• Exercise task:
Copy the stretch from the start of the records through the line containing "document-title: 公司领导班子作风整顿专题民主生活会对照检查材料 xyxy=(115,173,835,259)", substituting "element" for "component" and leaving everything else unchanged.

• Material for the task:
• • •

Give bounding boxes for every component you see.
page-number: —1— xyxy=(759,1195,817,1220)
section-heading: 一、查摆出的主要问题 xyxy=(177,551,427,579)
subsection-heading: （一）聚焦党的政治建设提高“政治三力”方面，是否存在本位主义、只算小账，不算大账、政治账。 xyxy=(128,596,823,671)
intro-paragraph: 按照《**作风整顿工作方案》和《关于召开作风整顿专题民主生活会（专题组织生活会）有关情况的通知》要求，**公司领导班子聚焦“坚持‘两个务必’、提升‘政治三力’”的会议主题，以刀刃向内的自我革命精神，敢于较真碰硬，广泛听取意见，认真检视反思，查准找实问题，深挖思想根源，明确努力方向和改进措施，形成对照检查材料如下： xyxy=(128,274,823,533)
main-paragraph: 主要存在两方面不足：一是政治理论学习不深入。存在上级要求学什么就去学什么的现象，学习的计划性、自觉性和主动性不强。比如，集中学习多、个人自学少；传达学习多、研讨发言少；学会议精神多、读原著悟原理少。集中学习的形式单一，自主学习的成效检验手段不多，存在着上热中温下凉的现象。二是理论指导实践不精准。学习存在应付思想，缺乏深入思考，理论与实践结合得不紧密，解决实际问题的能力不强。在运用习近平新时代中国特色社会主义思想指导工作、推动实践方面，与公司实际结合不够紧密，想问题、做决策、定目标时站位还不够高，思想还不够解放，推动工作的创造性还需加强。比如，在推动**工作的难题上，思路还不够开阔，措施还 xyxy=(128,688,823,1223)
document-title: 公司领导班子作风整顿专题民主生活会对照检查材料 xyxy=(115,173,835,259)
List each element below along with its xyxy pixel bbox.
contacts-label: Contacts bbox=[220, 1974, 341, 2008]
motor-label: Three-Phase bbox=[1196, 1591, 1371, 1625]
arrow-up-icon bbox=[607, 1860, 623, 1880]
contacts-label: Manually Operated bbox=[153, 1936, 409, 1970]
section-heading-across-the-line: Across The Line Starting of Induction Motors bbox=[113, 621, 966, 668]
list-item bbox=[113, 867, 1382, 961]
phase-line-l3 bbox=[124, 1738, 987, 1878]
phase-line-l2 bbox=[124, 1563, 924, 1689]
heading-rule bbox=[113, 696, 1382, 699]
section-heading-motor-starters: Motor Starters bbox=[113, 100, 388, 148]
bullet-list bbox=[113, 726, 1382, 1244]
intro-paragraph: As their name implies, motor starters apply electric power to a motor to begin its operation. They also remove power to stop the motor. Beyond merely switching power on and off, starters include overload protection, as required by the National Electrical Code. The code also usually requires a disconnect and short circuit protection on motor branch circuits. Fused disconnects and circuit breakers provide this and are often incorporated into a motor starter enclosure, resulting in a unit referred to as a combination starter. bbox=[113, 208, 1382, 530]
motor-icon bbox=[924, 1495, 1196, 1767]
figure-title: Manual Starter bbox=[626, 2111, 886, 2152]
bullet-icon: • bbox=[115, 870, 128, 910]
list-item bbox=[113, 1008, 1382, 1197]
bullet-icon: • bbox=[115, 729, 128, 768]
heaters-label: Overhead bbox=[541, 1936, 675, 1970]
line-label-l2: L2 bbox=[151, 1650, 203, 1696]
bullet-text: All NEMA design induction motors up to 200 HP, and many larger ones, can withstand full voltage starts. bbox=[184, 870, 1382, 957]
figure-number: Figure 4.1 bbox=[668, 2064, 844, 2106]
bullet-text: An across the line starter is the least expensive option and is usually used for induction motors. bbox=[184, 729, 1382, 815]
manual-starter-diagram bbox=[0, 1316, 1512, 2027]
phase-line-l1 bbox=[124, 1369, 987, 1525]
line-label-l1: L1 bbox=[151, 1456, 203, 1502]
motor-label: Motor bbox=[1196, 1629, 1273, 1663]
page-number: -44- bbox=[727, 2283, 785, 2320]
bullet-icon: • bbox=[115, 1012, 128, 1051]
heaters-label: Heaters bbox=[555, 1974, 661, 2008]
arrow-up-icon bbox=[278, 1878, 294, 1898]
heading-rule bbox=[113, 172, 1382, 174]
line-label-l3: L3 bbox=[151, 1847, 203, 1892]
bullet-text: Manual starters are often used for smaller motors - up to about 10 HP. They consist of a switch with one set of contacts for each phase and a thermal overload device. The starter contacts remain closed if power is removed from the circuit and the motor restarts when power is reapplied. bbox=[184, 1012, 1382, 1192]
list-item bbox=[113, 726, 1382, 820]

• • •

• Exercise solution:
Give bounding boxes for every element you see.
page-number: —1— xyxy=(759,1195,817,1220)
section-heading: 一、查摆出的主要问题 xyxy=(177,551,427,579)
subsection-heading: （一）聚焦党的政治建设提高“政治三力”方面，是否存在本位主义、只算小账，不算大账、政治账。 xyxy=(128,596,823,671)
intro-paragraph: 按照《**作风整顿工作方案》和《关于召开作风整顿专题民主生活会（专题组织生活会）有关情况的通知》要求，**公司领导班子聚焦“坚持‘两个务必’、提升‘政治三力’”的会议主题，以刀刃向内的自我革命精神，敢于较真碰硬，广泛听取意见，认真检视反思，查准找实问题，深挖思想根源，明确努力方向和改进措施，形成对照检查材料如下： xyxy=(128,274,823,533)
main-paragraph: 主要存在两方面不足：一是政治理论学习不深入。存在上级要求学什么就去学什么的现象，学习的计划性、自觉性和主动性不强。比如，集中学习多、个人自学少；传达学习多、研讨发言少；学会议精神多、读原著悟原理少。集中学习的形式单一，自主学习的成效检验手段不多，存在着上热中温下凉的现象。二是理论指导实践不精准。学习存在应付思想，缺乏深入思考，理论与实践结合得不紧密，解决实际问题的能力不强。在运用习近平新时代中国特色社会主义思想指导工作、推动实践方面，与公司实际结合不够紧密，想问题、做决策、定目标时站位还不够高，思想还不够解放，推动工作的创造性还需加强。比如，在推动**工作的难题上，思路还不够开阔，措施还 xyxy=(128,688,823,1223)
document-title: 公司领导班子作风整顿专题民主生活会对照检查材料 xyxy=(115,173,835,259)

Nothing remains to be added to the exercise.